- **WHAT TO DO**: Search the records for "ylabel". Copy every line where it appears.

[Dataset records on visual material]
*** Begin section ***

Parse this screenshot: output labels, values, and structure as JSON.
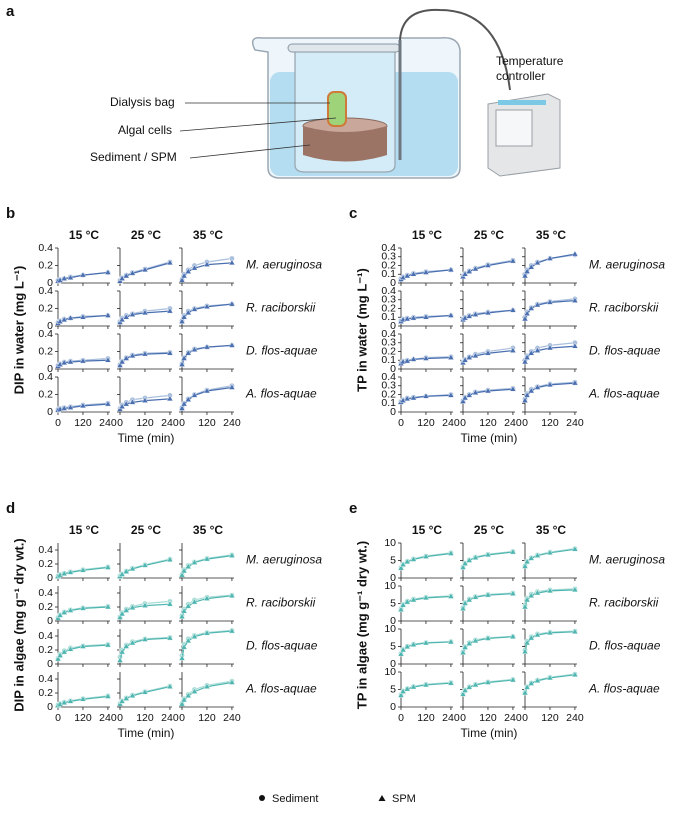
{
  "diagram": {
    "panel": "a",
    "labels": [
      "Dialysis bag",
      "Algal cells",
      "Sediment / SPM"
    ],
    "controller": [
      "Temperature",
      "controller"
    ]
  },
  "chart_data": [
    {
      "type": "line",
      "panel": "b",
      "ylabel": "DIP in water (mg L⁻¹)",
      "xlabel": "Time (min)",
      "columns": [
        "15 °C",
        "25 °C",
        "35 °C"
      ],
      "rows": [
        "M. aeruginosa",
        "R. raciborskii",
        "D. flos-aquae",
        "A. flos-aquae"
      ],
      "series": [
        {
          "name": "Sediment",
          "color": "#a9bfdc",
          "marker": "circle"
        },
        {
          "name": "SPM",
          "color": "#4a6fb0",
          "marker": "triangle"
        }
      ],
      "x": [
        0,
        10,
        30,
        60,
        120,
        240
      ],
      "xlim": [
        0,
        250
      ],
      "xticks": [
        0,
        120,
        240
      ],
      "ylim": [
        0,
        0.4
      ],
      "yticks": [
        0,
        0.2,
        0.4
      ],
      "data": [
        [
          [
            0.03,
            0.04,
            0.05,
            0.07,
            0.09,
            0.12
          ],
          [
            0.02,
            0.03,
            0.05,
            0.06,
            0.09,
            0.12
          ]
        ],
        [
          [
            0.03,
            0.06,
            0.09,
            0.12,
            0.16,
            0.24
          ],
          [
            0.02,
            0.05,
            0.08,
            0.11,
            0.15,
            0.23
          ]
        ],
        [
          [
            0.04,
            0.1,
            0.15,
            0.2,
            0.24,
            0.28
          ],
          [
            0.03,
            0.08,
            0.13,
            0.17,
            0.21,
            0.23
          ]
        ],
        [
          [
            0.04,
            0.06,
            0.08,
            0.09,
            0.11,
            0.12
          ],
          [
            0.03,
            0.05,
            0.07,
            0.09,
            0.1,
            0.12
          ]
        ],
        [
          [
            0.05,
            0.09,
            0.12,
            0.14,
            0.17,
            0.2
          ],
          [
            0.04,
            0.07,
            0.1,
            0.13,
            0.15,
            0.17
          ]
        ],
        [
          [
            0.06,
            0.12,
            0.17,
            0.2,
            0.23,
            0.25
          ],
          [
            0.05,
            0.1,
            0.15,
            0.19,
            0.22,
            0.25
          ]
        ],
        [
          [
            0.04,
            0.06,
            0.08,
            0.09,
            0.1,
            0.12
          ],
          [
            0.03,
            0.05,
            0.07,
            0.08,
            0.09,
            0.1
          ]
        ],
        [
          [
            0.05,
            0.09,
            0.13,
            0.16,
            0.18,
            0.19
          ],
          [
            0.04,
            0.08,
            0.12,
            0.15,
            0.17,
            0.18
          ]
        ],
        [
          [
            0.06,
            0.13,
            0.19,
            0.23,
            0.25,
            0.27
          ],
          [
            0.05,
            0.12,
            0.18,
            0.22,
            0.25,
            0.27
          ]
        ],
        [
          [
            0.03,
            0.04,
            0.05,
            0.06,
            0.08,
            0.1
          ],
          [
            0.02,
            0.03,
            0.04,
            0.05,
            0.07,
            0.09
          ]
        ],
        [
          [
            0.04,
            0.08,
            0.11,
            0.14,
            0.16,
            0.19
          ],
          [
            0.03,
            0.06,
            0.09,
            0.11,
            0.13,
            0.15
          ]
        ],
        [
          [
            0.05,
            0.1,
            0.15,
            0.2,
            0.25,
            0.3
          ],
          [
            0.04,
            0.09,
            0.14,
            0.19,
            0.24,
            0.28
          ]
        ]
      ]
    },
    {
      "type": "line",
      "panel": "c",
      "ylabel": "TP in water (mg L⁻¹)",
      "xlabel": "Time (min)",
      "columns": [
        "15 °C",
        "25 °C",
        "35 °C"
      ],
      "rows": [
        "M. aeruginosa",
        "R. raciborskii",
        "D. flos-aquae",
        "A. flos-aquae"
      ],
      "series": [
        {
          "name": "Sediment",
          "color": "#a9bfdc",
          "marker": "circle"
        },
        {
          "name": "SPM",
          "color": "#4a6fb0",
          "marker": "triangle"
        }
      ],
      "x": [
        0,
        10,
        30,
        60,
        120,
        240
      ],
      "xlim": [
        0,
        250
      ],
      "xticks": [
        0,
        120,
        240
      ],
      "ylim": [
        0,
        0.4
      ],
      "yticks": [
        0,
        0.1,
        0.2,
        0.3,
        0.4
      ],
      "data": [
        [
          [
            0.05,
            0.07,
            0.09,
            0.11,
            0.13,
            0.15
          ],
          [
            0.04,
            0.06,
            0.08,
            0.1,
            0.12,
            0.15
          ]
        ],
        [
          [
            0.08,
            0.11,
            0.14,
            0.17,
            0.21,
            0.26
          ],
          [
            0.07,
            0.1,
            0.13,
            0.16,
            0.2,
            0.25
          ]
        ],
        [
          [
            0.1,
            0.15,
            0.2,
            0.24,
            0.28,
            0.32
          ],
          [
            0.08,
            0.13,
            0.18,
            0.23,
            0.28,
            0.33
          ]
        ],
        [
          [
            0.06,
            0.08,
            0.09,
            0.1,
            0.11,
            0.12
          ],
          [
            0.05,
            0.07,
            0.08,
            0.09,
            0.1,
            0.12
          ]
        ],
        [
          [
            0.08,
            0.1,
            0.12,
            0.14,
            0.16,
            0.18
          ],
          [
            0.07,
            0.09,
            0.11,
            0.13,
            0.15,
            0.18
          ]
        ],
        [
          [
            0.1,
            0.16,
            0.21,
            0.25,
            0.28,
            0.31
          ],
          [
            0.08,
            0.14,
            0.2,
            0.24,
            0.27,
            0.29
          ]
        ],
        [
          [
            0.07,
            0.09,
            0.1,
            0.11,
            0.13,
            0.14
          ],
          [
            0.06,
            0.08,
            0.09,
            0.11,
            0.12,
            0.13
          ]
        ],
        [
          [
            0.08,
            0.11,
            0.14,
            0.17,
            0.2,
            0.24
          ],
          [
            0.07,
            0.1,
            0.13,
            0.15,
            0.18,
            0.21
          ]
        ],
        [
          [
            0.1,
            0.15,
            0.2,
            0.24,
            0.27,
            0.3
          ],
          [
            0.08,
            0.13,
            0.18,
            0.21,
            0.24,
            0.26
          ]
        ],
        [
          [
            0.12,
            0.14,
            0.16,
            0.17,
            0.18,
            0.2
          ],
          [
            0.11,
            0.13,
            0.15,
            0.16,
            0.18,
            0.19
          ]
        ],
        [
          [
            0.13,
            0.17,
            0.2,
            0.23,
            0.25,
            0.27
          ],
          [
            0.12,
            0.16,
            0.19,
            0.22,
            0.24,
            0.26
          ]
        ],
        [
          [
            0.15,
            0.21,
            0.26,
            0.29,
            0.32,
            0.34
          ],
          [
            0.13,
            0.19,
            0.24,
            0.28,
            0.31,
            0.33
          ]
        ]
      ]
    },
    {
      "type": "line",
      "panel": "d",
      "ylabel": "DIP in algae (mg g⁻¹ dry wt.)",
      "xlabel": "Time (min)",
      "columns": [
        "15 °C",
        "25 °C",
        "35 °C"
      ],
      "rows": [
        "M. aeruginosa",
        "R. raciborskii",
        "D. flos-aquae",
        "A. flos-aquae"
      ],
      "series": [
        {
          "name": "Sediment",
          "color": "#a8dcd6",
          "marker": "circle"
        },
        {
          "name": "SPM",
          "color": "#4fb5b0",
          "marker": "triangle"
        }
      ],
      "x": [
        0,
        10,
        30,
        60,
        120,
        240
      ],
      "xlim": [
        0,
        250
      ],
      "xticks": [
        0,
        120,
        240
      ],
      "ylim": [
        0,
        0.5
      ],
      "yticks": [
        0,
        0.2,
        0.4
      ],
      "data": [
        [
          [
            0.03,
            0.05,
            0.07,
            0.09,
            0.12,
            0.16
          ],
          [
            0.02,
            0.04,
            0.06,
            0.08,
            0.11,
            0.15
          ]
        ],
        [
          [
            0.03,
            0.06,
            0.1,
            0.14,
            0.19,
            0.27
          ],
          [
            0.02,
            0.05,
            0.09,
            0.13,
            0.18,
            0.26
          ]
        ],
        [
          [
            0.05,
            0.12,
            0.18,
            0.23,
            0.28,
            0.33
          ],
          [
            0.04,
            0.1,
            0.16,
            0.22,
            0.27,
            0.32
          ]
        ],
        [
          [
            0.05,
            0.09,
            0.13,
            0.16,
            0.19,
            0.21
          ],
          [
            0.04,
            0.08,
            0.12,
            0.15,
            0.18,
            0.2
          ]
        ],
        [
          [
            0.06,
            0.12,
            0.17,
            0.21,
            0.25,
            0.28
          ],
          [
            0.05,
            0.1,
            0.15,
            0.19,
            0.22,
            0.24
          ]
        ],
        [
          [
            0.08,
            0.17,
            0.24,
            0.3,
            0.34,
            0.37
          ],
          [
            0.06,
            0.14,
            0.21,
            0.27,
            0.32,
            0.36
          ]
        ],
        [
          [
            0.08,
            0.14,
            0.19,
            0.23,
            0.26,
            0.28
          ],
          [
            0.07,
            0.12,
            0.17,
            0.21,
            0.25,
            0.27
          ]
        ],
        [
          [
            0.1,
            0.2,
            0.27,
            0.32,
            0.36,
            0.38
          ],
          [
            0.05,
            0.17,
            0.25,
            0.3,
            0.35,
            0.37
          ]
        ],
        [
          [
            0.12,
            0.28,
            0.36,
            0.41,
            0.45,
            0.48
          ],
          [
            0.08,
            0.24,
            0.33,
            0.39,
            0.44,
            0.47
          ]
        ],
        [
          [
            0.03,
            0.05,
            0.07,
            0.09,
            0.12,
            0.16
          ],
          [
            0.02,
            0.04,
            0.06,
            0.08,
            0.11,
            0.15
          ]
        ],
        [
          [
            0.05,
            0.09,
            0.13,
            0.17,
            0.22,
            0.3
          ],
          [
            0.04,
            0.08,
            0.12,
            0.16,
            0.21,
            0.29
          ]
        ],
        [
          [
            0.05,
            0.12,
            0.18,
            0.25,
            0.31,
            0.37
          ],
          [
            0.04,
            0.1,
            0.16,
            0.22,
            0.29,
            0.35
          ]
        ]
      ]
    },
    {
      "type": "line",
      "panel": "e",
      "ylabel": "TP in algae (mg g⁻¹ dry wt.)",
      "xlabel": "Time (min)",
      "columns": [
        "15 °C",
        "25 °C",
        "35 °C"
      ],
      "rows": [
        "M. aeruginosa",
        "R. raciborskii",
        "D. flos-aquae",
        "A. flos-aquae"
      ],
      "series": [
        {
          "name": "Sediment",
          "color": "#a8dcd6",
          "marker": "circle"
        },
        {
          "name": "SPM",
          "color": "#4fb5b0",
          "marker": "triangle"
        }
      ],
      "x": [
        0,
        10,
        30,
        60,
        120,
        240
      ],
      "xlim": [
        0,
        250
      ],
      "xticks": [
        0,
        120,
        240
      ],
      "ylim": [
        0,
        10
      ],
      "yticks": [
        0,
        5,
        10
      ],
      "data": [
        [
          [
            3,
            4,
            4.8,
            5.5,
            6.3,
            7.2
          ],
          [
            2.8,
            3.8,
            4.6,
            5.3,
            6.1,
            7
          ]
        ],
        [
          [
            3.2,
            4.3,
            5.2,
            6,
            6.8,
            7.6
          ],
          [
            3,
            4.1,
            5,
            5.8,
            6.6,
            7.4
          ]
        ],
        [
          [
            3.5,
            4.8,
            5.8,
            6.6,
            7.4,
            8.4
          ],
          [
            3.3,
            4.6,
            5.6,
            6.4,
            7.2,
            8.2
          ]
        ],
        [
          [
            3.5,
            4.8,
            5.7,
            6.3,
            6.8,
            7.2
          ],
          [
            3.2,
            4.5,
            5.4,
            6,
            6.6,
            7
          ]
        ],
        [
          [
            3.8,
            5.3,
            6.3,
            7,
            7.6,
            8
          ],
          [
            3.5,
            5,
            6,
            6.8,
            7.4,
            7.8
          ]
        ],
        [
          [
            4.5,
            6.5,
            7.7,
            8.4,
            8.9,
            9.2
          ],
          [
            4,
            6,
            7.2,
            8,
            8.6,
            8.9
          ]
        ],
        [
          [
            3,
            4.2,
            5.1,
            5.7,
            6.1,
            6.4
          ],
          [
            2.8,
            4,
            4.9,
            5.5,
            6,
            6.3
          ]
        ],
        [
          [
            3.5,
            5,
            6.1,
            6.9,
            7.5,
            7.9
          ],
          [
            3.2,
            4.7,
            5.8,
            6.6,
            7.3,
            7.8
          ]
        ],
        [
          [
            4,
            6.5,
            7.8,
            8.6,
            9.1,
            9.4
          ],
          [
            3.5,
            6,
            7.4,
            8.3,
            8.9,
            9.2
          ]
        ],
        [
          [
            3.5,
            4.6,
            5.3,
            5.9,
            6.5,
            7
          ],
          [
            3.3,
            4.4,
            5.1,
            5.7,
            6.3,
            6.8
          ]
        ],
        [
          [
            3.8,
            4.9,
            5.8,
            6.5,
            7.2,
            7.9
          ],
          [
            3.6,
            4.7,
            5.6,
            6.3,
            7,
            7.7
          ]
        ],
        [
          [
            4.2,
            5.8,
            6.9,
            7.7,
            8.5,
            9.4
          ],
          [
            4,
            5.6,
            6.7,
            7.5,
            8.3,
            9.2
          ]
        ]
      ]
    }
  ]
}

*** End section ***

- **FINISHED TASK**:
      "ylabel": "DIP in water (mg L⁻¹)",
      "ylabel": "TP in water (mg L⁻¹)",
      "ylabel": "DIP in algae (mg g⁻¹ dry wt.)",
      "ylabel": "TP in algae (mg g⁻¹ dry wt.)",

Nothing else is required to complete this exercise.